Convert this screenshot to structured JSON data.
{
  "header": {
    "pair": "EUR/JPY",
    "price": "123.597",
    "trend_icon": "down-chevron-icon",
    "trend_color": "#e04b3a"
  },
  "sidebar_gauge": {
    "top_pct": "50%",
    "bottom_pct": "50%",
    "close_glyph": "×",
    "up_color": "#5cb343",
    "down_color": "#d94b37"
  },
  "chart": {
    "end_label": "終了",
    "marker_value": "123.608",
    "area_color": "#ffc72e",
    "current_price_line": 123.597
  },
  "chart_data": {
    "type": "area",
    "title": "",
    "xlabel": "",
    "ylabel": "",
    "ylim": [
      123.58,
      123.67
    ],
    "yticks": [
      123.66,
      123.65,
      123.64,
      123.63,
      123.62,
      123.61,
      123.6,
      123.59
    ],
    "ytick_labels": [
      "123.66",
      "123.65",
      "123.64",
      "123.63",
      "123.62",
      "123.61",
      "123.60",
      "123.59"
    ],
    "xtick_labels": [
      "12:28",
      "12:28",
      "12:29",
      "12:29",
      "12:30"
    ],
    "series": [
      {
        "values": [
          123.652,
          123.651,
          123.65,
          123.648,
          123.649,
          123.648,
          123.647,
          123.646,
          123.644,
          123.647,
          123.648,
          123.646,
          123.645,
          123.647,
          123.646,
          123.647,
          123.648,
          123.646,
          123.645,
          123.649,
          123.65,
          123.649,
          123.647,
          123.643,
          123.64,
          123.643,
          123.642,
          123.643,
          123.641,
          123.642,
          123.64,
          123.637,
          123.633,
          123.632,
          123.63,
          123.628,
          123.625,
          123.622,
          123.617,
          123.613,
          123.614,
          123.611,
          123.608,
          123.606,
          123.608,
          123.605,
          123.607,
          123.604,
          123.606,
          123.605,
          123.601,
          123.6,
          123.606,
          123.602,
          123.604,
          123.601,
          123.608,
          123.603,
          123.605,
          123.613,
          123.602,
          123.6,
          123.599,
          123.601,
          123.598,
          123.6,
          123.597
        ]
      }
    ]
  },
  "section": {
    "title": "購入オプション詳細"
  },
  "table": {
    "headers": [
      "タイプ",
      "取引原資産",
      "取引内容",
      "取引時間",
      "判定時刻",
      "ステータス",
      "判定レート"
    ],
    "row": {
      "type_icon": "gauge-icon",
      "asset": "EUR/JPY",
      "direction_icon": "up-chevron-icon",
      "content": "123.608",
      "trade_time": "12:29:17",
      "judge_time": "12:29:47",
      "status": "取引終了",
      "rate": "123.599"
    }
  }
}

Exercise description: Write down every line of the data exactly as it appears above.

Result of this task:
Convert this screenshot to structured JSON data.
{
  "header": {
    "pair": "EUR/JPY",
    "price": "123.597",
    "trend_icon": "down-chevron-icon",
    "trend_color": "#e04b3a"
  },
  "sidebar_gauge": {
    "top_pct": "50%",
    "bottom_pct": "50%",
    "close_glyph": "×",
    "up_color": "#5cb343",
    "down_color": "#d94b37"
  },
  "chart": {
    "end_label": "終了",
    "marker_value": "123.608",
    "area_color": "#ffc72e",
    "current_price_line": 123.597
  },
  "chart_data": {
    "type": "area",
    "title": "",
    "xlabel": "",
    "ylabel": "",
    "ylim": [
      123.58,
      123.67
    ],
    "yticks": [
      123.66,
      123.65,
      123.64,
      123.63,
      123.62,
      123.61,
      123.6,
      123.59
    ],
    "ytick_labels": [
      "123.66",
      "123.65",
      "123.64",
      "123.63",
      "123.62",
      "123.61",
      "123.60",
      "123.59"
    ],
    "xtick_labels": [
      "12:28",
      "12:28",
      "12:29",
      "12:29",
      "12:30"
    ],
    "series": [
      {
        "values": [
          123.652,
          123.651,
          123.65,
          123.648,
          123.649,
          123.648,
          123.647,
          123.646,
          123.644,
          123.647,
          123.648,
          123.646,
          123.645,
          123.647,
          123.646,
          123.647,
          123.648,
          123.646,
          123.645,
          123.649,
          123.65,
          123.649,
          123.647,
          123.643,
          123.64,
          123.643,
          123.642,
          123.643,
          123.641,
          123.642,
          123.64,
          123.637,
          123.633,
          123.632,
          123.63,
          123.628,
          123.625,
          123.622,
          123.617,
          123.613,
          123.614,
          123.611,
          123.608,
          123.606,
          123.608,
          123.605,
          123.607,
          123.604,
          123.606,
          123.605,
          123.601,
          123.6,
          123.606,
          123.602,
          123.604,
          123.601,
          123.608,
          123.603,
          123.605,
          123.613,
          123.602,
          123.6,
          123.599,
          123.601,
          123.598,
          123.6,
          123.597
        ]
      }
    ]
  },
  "section": {
    "title": "購入オプション詳細"
  },
  "table": {
    "headers": [
      "タイプ",
      "取引原資産",
      "取引内容",
      "取引時間",
      "判定時刻",
      "ステータス",
      "判定レート"
    ],
    "row": {
      "type_icon": "gauge-icon",
      "asset": "EUR/JPY",
      "direction_icon": "up-chevron-icon",
      "content": "123.608",
      "trade_time": "12:29:17",
      "judge_time": "12:29:47",
      "status": "取引終了",
      "rate": "123.599"
    }
  }
}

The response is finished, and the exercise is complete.